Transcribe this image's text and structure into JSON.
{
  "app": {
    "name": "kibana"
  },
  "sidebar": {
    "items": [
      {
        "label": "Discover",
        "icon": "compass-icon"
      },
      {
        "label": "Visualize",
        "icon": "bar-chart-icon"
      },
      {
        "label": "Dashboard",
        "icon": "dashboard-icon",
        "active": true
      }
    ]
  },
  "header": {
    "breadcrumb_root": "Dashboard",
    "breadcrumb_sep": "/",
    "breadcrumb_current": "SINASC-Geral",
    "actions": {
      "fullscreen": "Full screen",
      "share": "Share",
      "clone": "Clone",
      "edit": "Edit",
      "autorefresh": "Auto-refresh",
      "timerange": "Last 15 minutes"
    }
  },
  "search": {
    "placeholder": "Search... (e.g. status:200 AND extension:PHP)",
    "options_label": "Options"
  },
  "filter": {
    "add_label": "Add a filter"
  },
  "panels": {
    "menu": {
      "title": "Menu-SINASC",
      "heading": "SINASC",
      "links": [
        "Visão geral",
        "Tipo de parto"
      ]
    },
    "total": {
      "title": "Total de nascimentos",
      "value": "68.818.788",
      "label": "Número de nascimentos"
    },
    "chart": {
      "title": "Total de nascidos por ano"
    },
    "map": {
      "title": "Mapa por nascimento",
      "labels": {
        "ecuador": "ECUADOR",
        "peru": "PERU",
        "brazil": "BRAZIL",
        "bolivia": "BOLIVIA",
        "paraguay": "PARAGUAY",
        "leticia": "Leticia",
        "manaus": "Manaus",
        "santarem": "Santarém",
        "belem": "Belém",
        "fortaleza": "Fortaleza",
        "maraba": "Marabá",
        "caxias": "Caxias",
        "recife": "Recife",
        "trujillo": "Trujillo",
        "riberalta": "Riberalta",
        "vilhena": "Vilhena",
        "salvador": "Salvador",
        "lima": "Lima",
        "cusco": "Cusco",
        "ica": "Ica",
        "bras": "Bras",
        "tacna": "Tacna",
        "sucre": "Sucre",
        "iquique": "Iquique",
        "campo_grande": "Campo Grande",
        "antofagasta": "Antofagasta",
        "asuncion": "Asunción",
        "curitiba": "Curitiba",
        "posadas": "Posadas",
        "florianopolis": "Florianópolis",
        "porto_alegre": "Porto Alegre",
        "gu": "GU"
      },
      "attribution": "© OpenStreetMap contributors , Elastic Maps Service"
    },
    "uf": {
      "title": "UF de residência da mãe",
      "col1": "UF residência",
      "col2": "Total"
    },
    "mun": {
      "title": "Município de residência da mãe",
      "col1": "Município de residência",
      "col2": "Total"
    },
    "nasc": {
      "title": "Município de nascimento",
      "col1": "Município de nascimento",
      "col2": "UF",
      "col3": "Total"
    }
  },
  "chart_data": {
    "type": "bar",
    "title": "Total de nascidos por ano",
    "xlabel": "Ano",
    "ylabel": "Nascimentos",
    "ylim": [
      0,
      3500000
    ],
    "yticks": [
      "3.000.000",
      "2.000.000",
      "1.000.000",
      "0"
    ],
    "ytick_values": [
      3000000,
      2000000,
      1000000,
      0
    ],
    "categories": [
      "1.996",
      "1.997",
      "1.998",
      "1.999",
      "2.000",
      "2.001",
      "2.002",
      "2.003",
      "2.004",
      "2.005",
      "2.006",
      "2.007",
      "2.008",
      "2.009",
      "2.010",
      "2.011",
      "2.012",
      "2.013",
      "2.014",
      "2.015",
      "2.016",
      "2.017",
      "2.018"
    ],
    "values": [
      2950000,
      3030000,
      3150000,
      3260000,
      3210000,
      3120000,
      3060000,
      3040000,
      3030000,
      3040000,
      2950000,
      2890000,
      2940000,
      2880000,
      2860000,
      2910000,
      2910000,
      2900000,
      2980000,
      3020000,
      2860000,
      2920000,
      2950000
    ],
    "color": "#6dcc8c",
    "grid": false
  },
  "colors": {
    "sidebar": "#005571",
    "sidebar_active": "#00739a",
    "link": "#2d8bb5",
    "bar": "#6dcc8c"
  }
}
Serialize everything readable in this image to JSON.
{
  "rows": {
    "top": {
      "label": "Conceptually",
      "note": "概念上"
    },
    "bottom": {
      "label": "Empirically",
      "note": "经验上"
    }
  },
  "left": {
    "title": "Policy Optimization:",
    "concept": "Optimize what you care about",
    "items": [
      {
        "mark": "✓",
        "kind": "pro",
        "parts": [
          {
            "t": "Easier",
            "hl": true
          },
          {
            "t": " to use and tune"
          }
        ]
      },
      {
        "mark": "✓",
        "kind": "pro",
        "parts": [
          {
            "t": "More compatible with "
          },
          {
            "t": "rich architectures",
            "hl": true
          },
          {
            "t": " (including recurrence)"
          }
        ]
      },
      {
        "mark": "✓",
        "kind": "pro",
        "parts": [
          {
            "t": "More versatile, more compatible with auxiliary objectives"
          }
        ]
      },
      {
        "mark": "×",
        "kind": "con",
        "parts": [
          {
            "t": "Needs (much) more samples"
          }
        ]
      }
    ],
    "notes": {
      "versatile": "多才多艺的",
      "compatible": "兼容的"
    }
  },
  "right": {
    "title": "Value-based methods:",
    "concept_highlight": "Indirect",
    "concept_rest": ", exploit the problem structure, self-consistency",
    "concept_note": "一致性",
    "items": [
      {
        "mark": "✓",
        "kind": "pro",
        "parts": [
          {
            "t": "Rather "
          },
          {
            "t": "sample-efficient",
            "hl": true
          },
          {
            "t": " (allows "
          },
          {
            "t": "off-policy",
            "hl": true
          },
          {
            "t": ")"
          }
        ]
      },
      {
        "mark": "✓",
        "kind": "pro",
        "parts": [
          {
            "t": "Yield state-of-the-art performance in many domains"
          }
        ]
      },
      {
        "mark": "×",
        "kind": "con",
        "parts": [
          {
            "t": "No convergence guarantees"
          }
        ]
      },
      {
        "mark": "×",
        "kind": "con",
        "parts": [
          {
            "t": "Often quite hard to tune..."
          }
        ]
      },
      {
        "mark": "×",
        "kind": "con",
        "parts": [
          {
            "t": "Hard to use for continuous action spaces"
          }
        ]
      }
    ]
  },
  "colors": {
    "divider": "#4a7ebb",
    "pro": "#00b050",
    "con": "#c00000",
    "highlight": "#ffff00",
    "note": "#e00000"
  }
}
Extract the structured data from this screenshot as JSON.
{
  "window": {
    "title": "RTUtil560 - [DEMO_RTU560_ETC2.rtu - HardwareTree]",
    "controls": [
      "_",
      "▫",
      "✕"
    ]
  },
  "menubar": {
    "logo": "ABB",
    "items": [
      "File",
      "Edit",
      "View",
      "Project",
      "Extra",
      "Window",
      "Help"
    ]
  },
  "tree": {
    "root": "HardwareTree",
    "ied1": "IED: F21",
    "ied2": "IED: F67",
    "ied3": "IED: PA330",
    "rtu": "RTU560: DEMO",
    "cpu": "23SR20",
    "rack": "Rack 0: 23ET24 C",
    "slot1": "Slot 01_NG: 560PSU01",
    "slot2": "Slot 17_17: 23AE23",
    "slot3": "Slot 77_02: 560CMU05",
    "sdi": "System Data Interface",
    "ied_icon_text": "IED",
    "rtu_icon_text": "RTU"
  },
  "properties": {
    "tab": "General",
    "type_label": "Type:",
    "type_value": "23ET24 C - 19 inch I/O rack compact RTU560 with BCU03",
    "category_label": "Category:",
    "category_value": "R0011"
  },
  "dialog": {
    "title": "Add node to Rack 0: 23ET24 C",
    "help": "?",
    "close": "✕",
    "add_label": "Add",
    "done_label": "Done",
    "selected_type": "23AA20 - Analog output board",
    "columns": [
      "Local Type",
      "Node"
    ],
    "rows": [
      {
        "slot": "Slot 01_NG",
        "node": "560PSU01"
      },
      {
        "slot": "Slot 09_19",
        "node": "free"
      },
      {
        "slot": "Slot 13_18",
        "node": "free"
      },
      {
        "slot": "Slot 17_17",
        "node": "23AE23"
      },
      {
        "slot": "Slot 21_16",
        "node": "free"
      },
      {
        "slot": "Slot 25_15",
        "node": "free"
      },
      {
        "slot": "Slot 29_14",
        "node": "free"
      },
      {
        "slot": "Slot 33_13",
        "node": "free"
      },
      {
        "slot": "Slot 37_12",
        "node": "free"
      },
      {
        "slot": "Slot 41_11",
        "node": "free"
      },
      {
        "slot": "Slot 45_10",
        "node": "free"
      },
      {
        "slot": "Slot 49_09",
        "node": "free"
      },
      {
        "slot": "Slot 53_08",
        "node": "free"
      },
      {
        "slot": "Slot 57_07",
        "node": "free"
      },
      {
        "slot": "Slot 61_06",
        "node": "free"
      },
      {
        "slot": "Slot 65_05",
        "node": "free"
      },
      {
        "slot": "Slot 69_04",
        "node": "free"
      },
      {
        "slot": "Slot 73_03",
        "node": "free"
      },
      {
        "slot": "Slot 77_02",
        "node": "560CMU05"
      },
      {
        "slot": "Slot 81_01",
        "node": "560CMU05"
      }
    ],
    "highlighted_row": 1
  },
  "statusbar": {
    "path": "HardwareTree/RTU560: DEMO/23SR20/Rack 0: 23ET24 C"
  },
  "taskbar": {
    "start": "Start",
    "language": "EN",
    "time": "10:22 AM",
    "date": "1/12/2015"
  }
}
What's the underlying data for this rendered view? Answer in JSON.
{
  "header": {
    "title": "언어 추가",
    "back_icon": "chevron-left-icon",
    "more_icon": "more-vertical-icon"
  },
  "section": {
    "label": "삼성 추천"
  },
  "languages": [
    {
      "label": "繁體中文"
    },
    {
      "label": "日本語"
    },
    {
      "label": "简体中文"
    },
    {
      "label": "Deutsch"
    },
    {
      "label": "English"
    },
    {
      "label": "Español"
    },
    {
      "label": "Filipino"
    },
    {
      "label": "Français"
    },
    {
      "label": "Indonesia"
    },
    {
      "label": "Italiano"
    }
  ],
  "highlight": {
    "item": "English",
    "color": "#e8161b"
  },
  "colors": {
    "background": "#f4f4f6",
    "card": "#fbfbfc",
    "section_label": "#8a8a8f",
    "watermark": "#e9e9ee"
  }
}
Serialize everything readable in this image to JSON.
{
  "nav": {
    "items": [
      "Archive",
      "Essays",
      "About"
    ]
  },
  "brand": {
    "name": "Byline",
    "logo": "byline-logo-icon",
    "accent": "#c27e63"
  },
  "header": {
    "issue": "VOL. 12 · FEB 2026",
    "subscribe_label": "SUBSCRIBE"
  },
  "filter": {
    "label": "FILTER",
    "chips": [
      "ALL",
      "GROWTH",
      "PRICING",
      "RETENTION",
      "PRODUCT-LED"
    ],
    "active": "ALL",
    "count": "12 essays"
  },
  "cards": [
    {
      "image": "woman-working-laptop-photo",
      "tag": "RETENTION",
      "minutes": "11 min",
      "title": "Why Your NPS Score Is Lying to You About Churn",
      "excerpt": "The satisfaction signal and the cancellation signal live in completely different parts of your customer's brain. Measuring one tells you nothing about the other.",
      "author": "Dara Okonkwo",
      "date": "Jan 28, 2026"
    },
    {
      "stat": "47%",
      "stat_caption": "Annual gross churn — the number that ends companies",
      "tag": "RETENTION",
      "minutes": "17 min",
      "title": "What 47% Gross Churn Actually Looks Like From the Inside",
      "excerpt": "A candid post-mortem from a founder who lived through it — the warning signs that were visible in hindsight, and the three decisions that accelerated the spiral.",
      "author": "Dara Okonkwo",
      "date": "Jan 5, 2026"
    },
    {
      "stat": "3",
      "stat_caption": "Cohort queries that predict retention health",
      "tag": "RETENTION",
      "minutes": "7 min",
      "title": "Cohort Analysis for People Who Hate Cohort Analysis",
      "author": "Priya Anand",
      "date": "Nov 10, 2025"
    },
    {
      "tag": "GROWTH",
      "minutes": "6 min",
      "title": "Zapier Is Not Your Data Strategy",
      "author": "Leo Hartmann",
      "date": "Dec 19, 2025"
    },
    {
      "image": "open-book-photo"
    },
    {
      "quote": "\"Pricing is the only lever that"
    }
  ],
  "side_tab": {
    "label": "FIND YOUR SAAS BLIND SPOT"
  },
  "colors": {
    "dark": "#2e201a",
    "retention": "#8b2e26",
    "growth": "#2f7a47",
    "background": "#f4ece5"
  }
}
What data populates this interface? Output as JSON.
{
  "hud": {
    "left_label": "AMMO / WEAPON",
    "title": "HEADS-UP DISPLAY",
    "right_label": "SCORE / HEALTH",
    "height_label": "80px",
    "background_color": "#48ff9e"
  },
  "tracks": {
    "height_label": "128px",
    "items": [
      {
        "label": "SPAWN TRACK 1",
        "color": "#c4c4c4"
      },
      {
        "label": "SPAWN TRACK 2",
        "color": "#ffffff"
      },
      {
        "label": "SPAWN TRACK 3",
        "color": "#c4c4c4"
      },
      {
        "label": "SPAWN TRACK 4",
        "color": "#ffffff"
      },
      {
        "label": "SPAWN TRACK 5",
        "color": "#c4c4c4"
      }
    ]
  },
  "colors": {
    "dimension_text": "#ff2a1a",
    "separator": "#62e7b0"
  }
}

*-*-*

**Directions**: In the entries above, how many lines hold the word "tune"? State the number and nothing else.

**Exercise response**: 2